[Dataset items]

**********

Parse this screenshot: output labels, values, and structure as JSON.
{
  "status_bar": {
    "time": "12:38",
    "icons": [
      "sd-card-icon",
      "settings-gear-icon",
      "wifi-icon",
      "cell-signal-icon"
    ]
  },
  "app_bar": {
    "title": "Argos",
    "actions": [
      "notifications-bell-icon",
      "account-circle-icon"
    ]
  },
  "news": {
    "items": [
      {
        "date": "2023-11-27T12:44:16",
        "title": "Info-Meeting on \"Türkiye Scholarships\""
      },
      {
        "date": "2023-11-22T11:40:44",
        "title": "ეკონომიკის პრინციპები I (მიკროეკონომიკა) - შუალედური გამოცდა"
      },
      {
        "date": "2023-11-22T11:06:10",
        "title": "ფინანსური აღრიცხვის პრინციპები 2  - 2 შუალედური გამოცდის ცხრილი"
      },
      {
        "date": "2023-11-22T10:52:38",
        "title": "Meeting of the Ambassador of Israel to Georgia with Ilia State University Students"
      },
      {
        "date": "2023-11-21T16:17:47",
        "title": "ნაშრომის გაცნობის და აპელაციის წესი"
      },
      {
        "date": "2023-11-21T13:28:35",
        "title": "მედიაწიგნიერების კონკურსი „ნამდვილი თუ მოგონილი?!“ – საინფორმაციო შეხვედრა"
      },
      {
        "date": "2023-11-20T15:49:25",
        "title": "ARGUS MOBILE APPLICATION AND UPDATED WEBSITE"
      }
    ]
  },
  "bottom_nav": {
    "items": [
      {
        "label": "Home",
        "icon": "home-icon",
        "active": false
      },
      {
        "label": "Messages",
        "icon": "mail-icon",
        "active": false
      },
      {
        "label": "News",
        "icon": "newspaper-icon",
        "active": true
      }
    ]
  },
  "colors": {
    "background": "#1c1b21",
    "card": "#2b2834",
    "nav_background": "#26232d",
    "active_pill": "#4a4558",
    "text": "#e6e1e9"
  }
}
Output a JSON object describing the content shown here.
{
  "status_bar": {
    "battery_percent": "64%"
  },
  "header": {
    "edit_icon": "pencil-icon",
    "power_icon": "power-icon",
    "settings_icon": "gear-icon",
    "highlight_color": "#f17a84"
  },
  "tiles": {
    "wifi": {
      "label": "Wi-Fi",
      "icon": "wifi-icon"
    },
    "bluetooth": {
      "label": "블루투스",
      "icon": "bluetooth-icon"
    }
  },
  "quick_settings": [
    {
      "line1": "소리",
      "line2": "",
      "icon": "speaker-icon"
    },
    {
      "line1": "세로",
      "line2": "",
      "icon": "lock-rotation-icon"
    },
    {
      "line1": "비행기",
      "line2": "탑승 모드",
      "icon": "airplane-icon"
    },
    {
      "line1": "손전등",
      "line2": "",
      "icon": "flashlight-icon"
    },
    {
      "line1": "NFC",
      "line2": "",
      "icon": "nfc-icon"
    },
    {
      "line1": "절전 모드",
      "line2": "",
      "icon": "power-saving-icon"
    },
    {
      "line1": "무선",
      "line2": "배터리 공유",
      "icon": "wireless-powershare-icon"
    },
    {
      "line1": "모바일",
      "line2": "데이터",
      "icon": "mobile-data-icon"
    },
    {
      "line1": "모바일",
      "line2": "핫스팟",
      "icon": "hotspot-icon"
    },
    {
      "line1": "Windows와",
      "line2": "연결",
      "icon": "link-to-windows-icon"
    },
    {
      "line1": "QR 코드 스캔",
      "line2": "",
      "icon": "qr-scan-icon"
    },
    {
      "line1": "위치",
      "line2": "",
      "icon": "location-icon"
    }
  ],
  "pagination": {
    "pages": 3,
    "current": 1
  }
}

**********

**PROBLEM STATEMENT**
Copy out the whole listing, exactly as written.

**EXERCISE ANSWER**
Parse this screenshot: output labels, values, and structure as JSON.
{
  "status_bar": {
    "time": "12:38",
    "icons": [
      "sd-card-icon",
      "settings-gear-icon",
      "wifi-icon",
      "cell-signal-icon"
    ]
  },
  "app_bar": {
    "title": "Argos",
    "actions": [
      "notifications-bell-icon",
      "account-circle-icon"
    ]
  },
  "news": {
    "items": [
      {
        "date": "2023-11-27T12:44:16",
        "title": "Info-Meeting on \"Türkiye Scholarships\""
      },
      {
        "date": "2023-11-22T11:40:44",
        "title": "ეკონომიკის პრინციპები I (მიკროეკონომიკა) - შუალედური გამოცდა"
      },
      {
        "date": "2023-11-22T11:06:10",
        "title": "ფინანსური აღრიცხვის პრინციპები 2  - 2 შუალედური გამოცდის ცხრილი"
      },
      {
        "date": "2023-11-22T10:52:38",
        "title": "Meeting of the Ambassador of Israel to Georgia with Ilia State University Students"
      },
      {
        "date": "2023-11-21T16:17:47",
        "title": "ნაშრომის გაცნობის და აპელაციის წესი"
      },
      {
        "date": "2023-11-21T13:28:35",
        "title": "მედიაწიგნიერების კონკურსი „ნამდვილი თუ მოგონილი?!“ – საინფორმაციო შეხვედრა"
      },
      {
        "date": "2023-11-20T15:49:25",
        "title": "ARGUS MOBILE APPLICATION AND UPDATED WEBSITE"
      }
    ]
  },
  "bottom_nav": {
    "items": [
      {
        "label": "Home",
        "icon": "home-icon",
        "active": false
      },
      {
        "label": "Messages",
        "icon": "mail-icon",
        "active": false
      },
      {
        "label": "News",
        "icon": "newspaper-icon",
        "active": true
      }
    ]
  },
  "colors": {
    "background": "#1c1b21",
    "card": "#2b2834",
    "nav_background": "#26232d",
    "active_pill": "#4a4558",
    "text": "#e6e1e9"
  }
}
Output a JSON object describing the content shown here.
{
  "status_bar": {
    "battery_percent": "64%"
  },
  "header": {
    "edit_icon": "pencil-icon",
    "power_icon": "power-icon",
    "settings_icon": "gear-icon",
    "highlight_color": "#f17a84"
  },
  "tiles": {
    "wifi": {
      "label": "Wi-Fi",
      "icon": "wifi-icon"
    },
    "bluetooth": {
      "label": "블루투스",
      "icon": "bluetooth-icon"
    }
  },
  "quick_settings": [
    {
      "line1": "소리",
      "line2": "",
      "icon": "speaker-icon"
    },
    {
      "line1": "세로",
      "line2": "",
      "icon": "lock-rotation-icon"
    },
    {
      "line1": "비행기",
      "line2": "탑승 모드",
      "icon": "airplane-icon"
    },
    {
      "line1": "손전등",
      "line2": "",
      "icon": "flashlight-icon"
    },
    {
      "line1": "NFC",
      "line2": "",
      "icon": "nfc-icon"
    },
    {
      "line1": "절전 모드",
      "line2": "",
      "icon": "power-saving-icon"
    },
    {
      "line1": "무선",
      "line2": "배터리 공유",
      "icon": "wireless-powershare-icon"
    },
    {
      "line1": "모바일",
      "line2": "데이터",
      "icon": "mobile-data-icon"
    },
    {
      "line1": "모바일",
      "line2": "핫스팟",
      "icon": "hotspot-icon"
    },
    {
      "line1": "Windows와",
      "line2": "연결",
      "icon": "link-to-windows-icon"
    },
    {
      "line1": "QR 코드 스캔",
      "line2": "",
      "icon": "qr-scan-icon"
    },
    {
      "line1": "위치",
      "line2": "",
      "icon": "location-icon"
    }
  ],
  "pagination": {
    "pages": 3,
    "current": 1
  }
}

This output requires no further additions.